[REQUIRED TASK]
Copy all of the entries below line for line, keeping every character unchanged.

[AVAILABLE DATA]

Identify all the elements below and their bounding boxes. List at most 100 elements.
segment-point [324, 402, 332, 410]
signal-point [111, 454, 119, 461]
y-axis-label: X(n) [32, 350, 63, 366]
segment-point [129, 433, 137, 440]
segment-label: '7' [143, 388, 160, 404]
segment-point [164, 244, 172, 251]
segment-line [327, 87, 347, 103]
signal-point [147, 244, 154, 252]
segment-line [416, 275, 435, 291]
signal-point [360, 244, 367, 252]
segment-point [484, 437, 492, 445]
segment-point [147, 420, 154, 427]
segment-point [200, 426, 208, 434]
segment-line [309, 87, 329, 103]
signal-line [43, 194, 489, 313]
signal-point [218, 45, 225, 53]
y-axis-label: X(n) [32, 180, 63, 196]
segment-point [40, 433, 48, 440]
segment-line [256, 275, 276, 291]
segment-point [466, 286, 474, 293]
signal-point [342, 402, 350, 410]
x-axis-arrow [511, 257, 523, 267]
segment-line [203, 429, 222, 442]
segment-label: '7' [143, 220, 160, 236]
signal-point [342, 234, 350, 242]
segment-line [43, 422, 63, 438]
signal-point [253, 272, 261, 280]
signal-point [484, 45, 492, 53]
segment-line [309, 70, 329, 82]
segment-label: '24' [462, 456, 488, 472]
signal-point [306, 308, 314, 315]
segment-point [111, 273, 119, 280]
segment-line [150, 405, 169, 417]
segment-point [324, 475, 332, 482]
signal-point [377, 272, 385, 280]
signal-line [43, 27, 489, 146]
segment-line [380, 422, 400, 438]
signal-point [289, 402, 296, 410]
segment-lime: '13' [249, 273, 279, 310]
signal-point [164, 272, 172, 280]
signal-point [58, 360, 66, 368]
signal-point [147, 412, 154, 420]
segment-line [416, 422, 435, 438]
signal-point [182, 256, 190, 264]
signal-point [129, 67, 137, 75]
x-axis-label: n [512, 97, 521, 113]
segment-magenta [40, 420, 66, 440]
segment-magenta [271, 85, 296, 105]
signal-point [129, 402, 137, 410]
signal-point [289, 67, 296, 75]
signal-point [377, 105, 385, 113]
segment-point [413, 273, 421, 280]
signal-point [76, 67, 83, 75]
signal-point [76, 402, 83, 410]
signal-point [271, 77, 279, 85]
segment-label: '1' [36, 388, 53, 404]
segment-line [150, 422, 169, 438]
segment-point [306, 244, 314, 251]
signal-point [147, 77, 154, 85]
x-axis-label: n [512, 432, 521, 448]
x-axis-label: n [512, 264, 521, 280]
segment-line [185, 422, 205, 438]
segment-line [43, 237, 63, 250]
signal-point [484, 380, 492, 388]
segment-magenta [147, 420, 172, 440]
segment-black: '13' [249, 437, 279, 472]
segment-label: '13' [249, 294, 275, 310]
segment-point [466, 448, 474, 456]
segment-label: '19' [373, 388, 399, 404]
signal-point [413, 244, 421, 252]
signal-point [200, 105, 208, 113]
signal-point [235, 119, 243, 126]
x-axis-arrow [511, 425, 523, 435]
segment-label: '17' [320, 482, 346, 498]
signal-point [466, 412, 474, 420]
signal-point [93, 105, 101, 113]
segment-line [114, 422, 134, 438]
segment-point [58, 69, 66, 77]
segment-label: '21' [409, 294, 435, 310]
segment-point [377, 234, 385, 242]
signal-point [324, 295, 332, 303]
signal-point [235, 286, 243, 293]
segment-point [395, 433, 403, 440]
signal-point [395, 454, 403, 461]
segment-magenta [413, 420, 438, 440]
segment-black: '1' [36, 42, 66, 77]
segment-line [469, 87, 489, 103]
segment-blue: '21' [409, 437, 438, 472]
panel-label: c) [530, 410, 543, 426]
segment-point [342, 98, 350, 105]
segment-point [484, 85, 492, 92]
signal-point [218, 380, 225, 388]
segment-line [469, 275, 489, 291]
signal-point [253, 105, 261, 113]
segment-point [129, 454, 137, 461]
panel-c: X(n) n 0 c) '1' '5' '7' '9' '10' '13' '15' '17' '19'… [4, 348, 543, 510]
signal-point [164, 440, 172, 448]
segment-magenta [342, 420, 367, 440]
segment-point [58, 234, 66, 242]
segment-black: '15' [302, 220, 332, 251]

[OUTPUT FOR THIS TASK]
Identify all the elements below and their bounding boxes. List at most 100 elements.
segment-point [324, 402, 332, 410]
signal-point [111, 454, 119, 461]
y-axis-label: X(n) [32, 350, 63, 366]
segment-point [129, 433, 137, 440]
segment-label: '7' [143, 388, 160, 404]
segment-point [164, 244, 172, 251]
segment-line [327, 87, 347, 103]
signal-point [147, 244, 154, 252]
segment-line [416, 275, 435, 291]
signal-point [360, 244, 367, 252]
segment-point [484, 437, 492, 445]
segment-point [147, 420, 154, 427]
segment-point [200, 426, 208, 434]
segment-line [309, 87, 329, 103]
signal-line [43, 194, 489, 313]
signal-point [218, 45, 225, 53]
y-axis-label: X(n) [32, 180, 63, 196]
segment-point [40, 433, 48, 440]
segment-line [256, 275, 276, 291]
segment-point [466, 286, 474, 293]
signal-point [342, 402, 350, 410]
x-axis-arrow [511, 257, 523, 267]
segment-line [203, 429, 222, 442]
segment-label: '7' [143, 220, 160, 236]
signal-point [342, 234, 350, 242]
segment-line [43, 422, 63, 438]
signal-point [253, 272, 261, 280]
signal-point [484, 45, 492, 53]
segment-line [309, 70, 329, 82]
segment-label: '24' [462, 456, 488, 472]
signal-point [306, 308, 314, 315]
segment-point [111, 273, 119, 280]
segment-line [150, 405, 169, 417]
segment-point [324, 475, 332, 482]
signal-point [377, 272, 385, 280]
signal-line [43, 27, 489, 146]
segment-line [380, 422, 400, 438]
signal-point [289, 402, 296, 410]
segment-lime: '13' [249, 273, 279, 310]
signal-point [164, 272, 172, 280]
signal-point [58, 360, 66, 368]
signal-point [147, 412, 154, 420]
segment-line [416, 422, 435, 438]
signal-point [182, 256, 190, 264]
signal-point [129, 67, 137, 75]
x-axis-label: n [512, 97, 521, 113]
segment-magenta [40, 420, 66, 440]
segment-magenta [271, 85, 296, 105]
signal-point [129, 402, 137, 410]
signal-point [289, 67, 296, 75]
signal-point [377, 105, 385, 113]
segment-point [413, 273, 421, 280]
signal-point [76, 67, 83, 75]
signal-point [76, 402, 83, 410]
signal-point [271, 77, 279, 85]
segment-label: '1' [36, 388, 53, 404]
segment-line [150, 422, 169, 438]
segment-point [306, 244, 314, 251]
signal-point [147, 77, 154, 85]
x-axis-label: n [512, 432, 521, 448]
x-axis-label: n [512, 264, 521, 280]
segment-line [185, 422, 205, 438]
segment-line [43, 237, 63, 250]
signal-point [484, 380, 492, 388]
segment-magenta [147, 420, 172, 440]
segment-black: '13' [249, 437, 279, 472]
segment-label: '13' [249, 294, 275, 310]
segment-point [466, 448, 474, 456]
segment-label: '19' [373, 388, 399, 404]
signal-point [413, 244, 421, 252]
signal-point [200, 105, 208, 113]
signal-point [235, 119, 243, 126]
x-axis-arrow [511, 425, 523, 435]
segment-label: '17' [320, 482, 346, 498]
signal-point [466, 412, 474, 420]
signal-point [93, 105, 101, 113]
segment-line [114, 422, 134, 438]
segment-point [58, 69, 66, 77]
segment-label: '21' [409, 294, 435, 310]
segment-point [377, 234, 385, 242]
signal-point [324, 295, 332, 303]
signal-point [235, 286, 243, 293]
segment-point [395, 433, 403, 440]
signal-point [395, 454, 403, 461]
segment-magenta [413, 420, 438, 440]
segment-black: '1' [36, 42, 66, 77]
segment-line [469, 87, 489, 103]
segment-blue: '21' [409, 437, 438, 472]
panel-label: c) [530, 410, 543, 426]
segment-point [342, 98, 350, 105]
segment-point [484, 85, 492, 92]
signal-point [218, 380, 225, 388]
segment-line [469, 275, 489, 291]
signal-point [253, 105, 261, 113]
segment-point [129, 454, 137, 461]
panel-c: X(n) n 0 c) '1' '5' '7' '9' '10' '13' '15' '17' '19'… [4, 348, 543, 510]
signal-point [164, 440, 172, 448]
segment-magenta [342, 420, 367, 440]
segment-point [58, 234, 66, 242]
segment-black: '15' [302, 220, 332, 251]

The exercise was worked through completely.